### Required task
Report every line from the material that contains the word "title".

--- BEGIN The data ---

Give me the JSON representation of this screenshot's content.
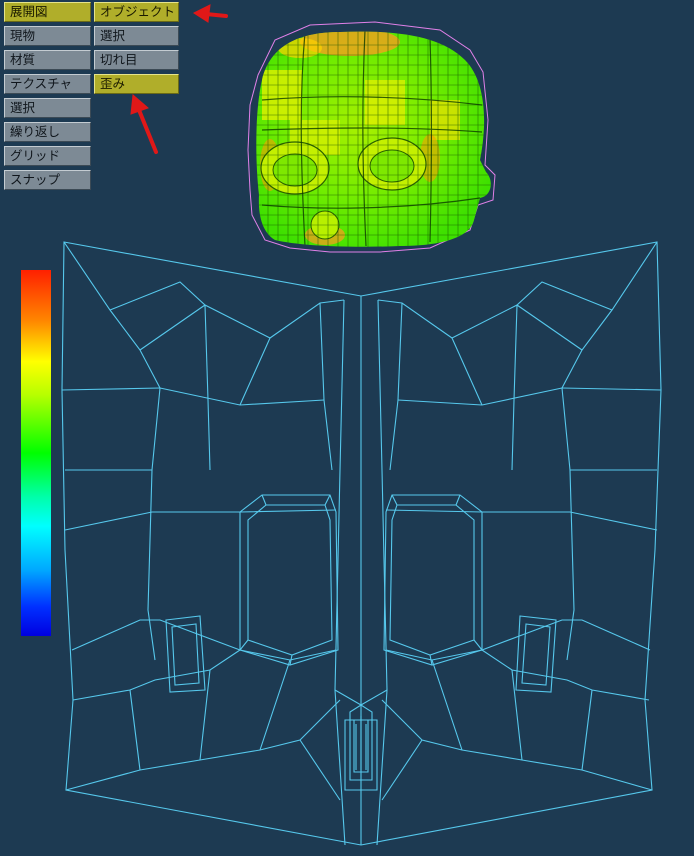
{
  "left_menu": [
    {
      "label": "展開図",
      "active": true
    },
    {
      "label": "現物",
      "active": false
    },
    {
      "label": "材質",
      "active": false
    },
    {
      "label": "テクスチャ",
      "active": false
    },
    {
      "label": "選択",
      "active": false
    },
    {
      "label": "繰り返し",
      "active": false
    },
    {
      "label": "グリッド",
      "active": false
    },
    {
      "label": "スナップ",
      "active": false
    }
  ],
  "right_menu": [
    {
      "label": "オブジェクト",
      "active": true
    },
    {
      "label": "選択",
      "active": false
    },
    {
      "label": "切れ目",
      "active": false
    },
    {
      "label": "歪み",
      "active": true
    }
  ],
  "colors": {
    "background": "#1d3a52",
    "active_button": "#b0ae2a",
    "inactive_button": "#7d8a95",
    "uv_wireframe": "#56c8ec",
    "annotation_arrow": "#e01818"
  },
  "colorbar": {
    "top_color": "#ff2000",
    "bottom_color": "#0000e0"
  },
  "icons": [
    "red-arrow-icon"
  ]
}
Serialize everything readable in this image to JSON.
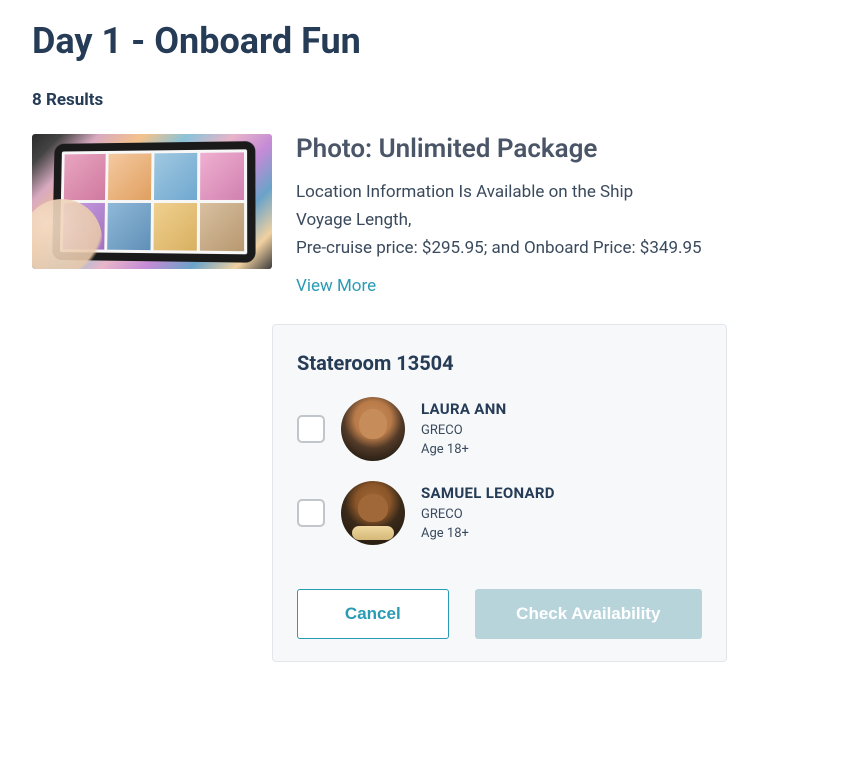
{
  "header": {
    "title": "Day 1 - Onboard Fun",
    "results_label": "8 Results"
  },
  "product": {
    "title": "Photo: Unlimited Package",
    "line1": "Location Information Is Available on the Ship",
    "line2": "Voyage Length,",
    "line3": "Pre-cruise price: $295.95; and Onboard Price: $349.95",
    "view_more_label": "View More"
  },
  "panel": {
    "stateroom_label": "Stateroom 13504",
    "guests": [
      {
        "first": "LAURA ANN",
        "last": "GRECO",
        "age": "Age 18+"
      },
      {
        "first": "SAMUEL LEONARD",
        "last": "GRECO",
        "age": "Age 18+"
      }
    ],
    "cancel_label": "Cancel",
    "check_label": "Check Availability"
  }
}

--- END The data ---

### Answer below
    "title": "Day 1 - Onboard Fun",
    "title": "Photo: Unlimited Package",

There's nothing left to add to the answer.